TASK OBJECTIVE
In the entries below, spot each line with the word "mRNA" and copy it.

Collection entries
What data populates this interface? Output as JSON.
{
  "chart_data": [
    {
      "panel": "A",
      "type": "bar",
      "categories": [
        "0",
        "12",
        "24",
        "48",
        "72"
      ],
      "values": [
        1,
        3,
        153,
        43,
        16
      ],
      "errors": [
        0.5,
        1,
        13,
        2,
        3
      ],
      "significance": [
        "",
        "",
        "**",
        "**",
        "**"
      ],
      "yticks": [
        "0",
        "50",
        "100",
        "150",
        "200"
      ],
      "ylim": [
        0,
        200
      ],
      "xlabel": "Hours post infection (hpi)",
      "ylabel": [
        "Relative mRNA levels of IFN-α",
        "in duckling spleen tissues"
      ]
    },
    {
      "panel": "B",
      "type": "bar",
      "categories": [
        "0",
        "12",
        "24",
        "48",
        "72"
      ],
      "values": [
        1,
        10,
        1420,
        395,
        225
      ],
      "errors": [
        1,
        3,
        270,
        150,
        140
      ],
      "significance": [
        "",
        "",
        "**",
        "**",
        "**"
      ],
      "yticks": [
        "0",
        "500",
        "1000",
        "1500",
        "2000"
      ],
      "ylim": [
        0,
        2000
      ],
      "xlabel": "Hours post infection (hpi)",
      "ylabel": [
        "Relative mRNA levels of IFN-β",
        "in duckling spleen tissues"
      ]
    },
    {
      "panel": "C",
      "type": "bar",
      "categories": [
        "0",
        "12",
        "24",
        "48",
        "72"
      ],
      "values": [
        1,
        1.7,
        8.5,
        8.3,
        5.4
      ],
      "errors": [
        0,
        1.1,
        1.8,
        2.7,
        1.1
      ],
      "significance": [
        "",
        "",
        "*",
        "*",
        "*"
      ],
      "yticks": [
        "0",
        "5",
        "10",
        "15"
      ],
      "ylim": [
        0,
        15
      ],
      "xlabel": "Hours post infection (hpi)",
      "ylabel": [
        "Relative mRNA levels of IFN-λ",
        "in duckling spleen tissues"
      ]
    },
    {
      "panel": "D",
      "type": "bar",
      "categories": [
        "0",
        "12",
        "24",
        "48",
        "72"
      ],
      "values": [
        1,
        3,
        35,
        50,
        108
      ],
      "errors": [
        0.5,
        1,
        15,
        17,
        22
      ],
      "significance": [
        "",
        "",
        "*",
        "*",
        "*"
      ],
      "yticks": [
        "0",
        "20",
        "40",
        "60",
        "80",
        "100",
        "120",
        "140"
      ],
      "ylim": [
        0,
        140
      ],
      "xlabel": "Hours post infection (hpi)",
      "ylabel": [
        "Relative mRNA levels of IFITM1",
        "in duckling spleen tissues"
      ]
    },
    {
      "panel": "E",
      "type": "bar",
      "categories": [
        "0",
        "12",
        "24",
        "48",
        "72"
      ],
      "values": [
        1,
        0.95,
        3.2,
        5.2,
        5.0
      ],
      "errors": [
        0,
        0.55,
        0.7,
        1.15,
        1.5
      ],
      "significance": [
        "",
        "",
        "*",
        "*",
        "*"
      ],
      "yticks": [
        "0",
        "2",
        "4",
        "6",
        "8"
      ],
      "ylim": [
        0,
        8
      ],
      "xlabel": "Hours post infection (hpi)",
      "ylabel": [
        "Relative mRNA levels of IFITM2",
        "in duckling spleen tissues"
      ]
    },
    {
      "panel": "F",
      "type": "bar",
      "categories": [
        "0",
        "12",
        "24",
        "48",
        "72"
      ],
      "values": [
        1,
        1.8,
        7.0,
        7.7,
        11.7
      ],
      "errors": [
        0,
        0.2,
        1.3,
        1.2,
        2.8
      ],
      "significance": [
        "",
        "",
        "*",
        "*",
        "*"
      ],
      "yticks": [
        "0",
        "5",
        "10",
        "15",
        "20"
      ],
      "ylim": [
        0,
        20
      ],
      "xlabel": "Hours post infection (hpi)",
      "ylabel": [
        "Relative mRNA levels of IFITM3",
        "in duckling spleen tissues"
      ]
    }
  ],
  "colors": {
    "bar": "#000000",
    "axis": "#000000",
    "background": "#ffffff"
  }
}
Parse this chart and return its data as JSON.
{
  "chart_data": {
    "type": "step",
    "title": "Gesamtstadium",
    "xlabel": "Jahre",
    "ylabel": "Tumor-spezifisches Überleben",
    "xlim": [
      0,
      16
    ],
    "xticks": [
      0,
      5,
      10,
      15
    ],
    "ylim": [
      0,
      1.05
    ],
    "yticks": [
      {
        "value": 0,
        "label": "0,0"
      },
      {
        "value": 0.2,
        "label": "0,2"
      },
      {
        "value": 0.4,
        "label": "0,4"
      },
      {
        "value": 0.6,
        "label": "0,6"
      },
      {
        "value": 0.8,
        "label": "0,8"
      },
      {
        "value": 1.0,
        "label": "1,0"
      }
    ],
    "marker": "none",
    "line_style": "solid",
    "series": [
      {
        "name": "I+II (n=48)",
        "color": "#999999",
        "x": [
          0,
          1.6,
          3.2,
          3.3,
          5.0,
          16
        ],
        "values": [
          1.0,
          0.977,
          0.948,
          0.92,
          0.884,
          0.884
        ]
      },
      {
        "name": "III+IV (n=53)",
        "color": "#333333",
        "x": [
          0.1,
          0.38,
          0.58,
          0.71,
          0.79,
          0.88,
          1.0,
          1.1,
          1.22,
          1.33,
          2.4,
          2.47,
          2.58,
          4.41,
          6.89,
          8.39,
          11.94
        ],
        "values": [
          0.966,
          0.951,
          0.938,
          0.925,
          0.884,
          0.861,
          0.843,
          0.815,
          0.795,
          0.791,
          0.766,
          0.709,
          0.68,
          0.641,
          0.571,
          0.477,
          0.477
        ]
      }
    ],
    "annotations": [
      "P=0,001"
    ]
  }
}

RESULT OF THE EXERCISE
        "Relative mRNA levels of IFN-α",
        "Relative mRNA levels of IFN-β",
        "Relative mRNA levels of IFN-λ",
        "Relative mRNA levels of IFITM1",
        "Relative mRNA levels of IFITM2",
        "Relative mRNA levels of IFITM3",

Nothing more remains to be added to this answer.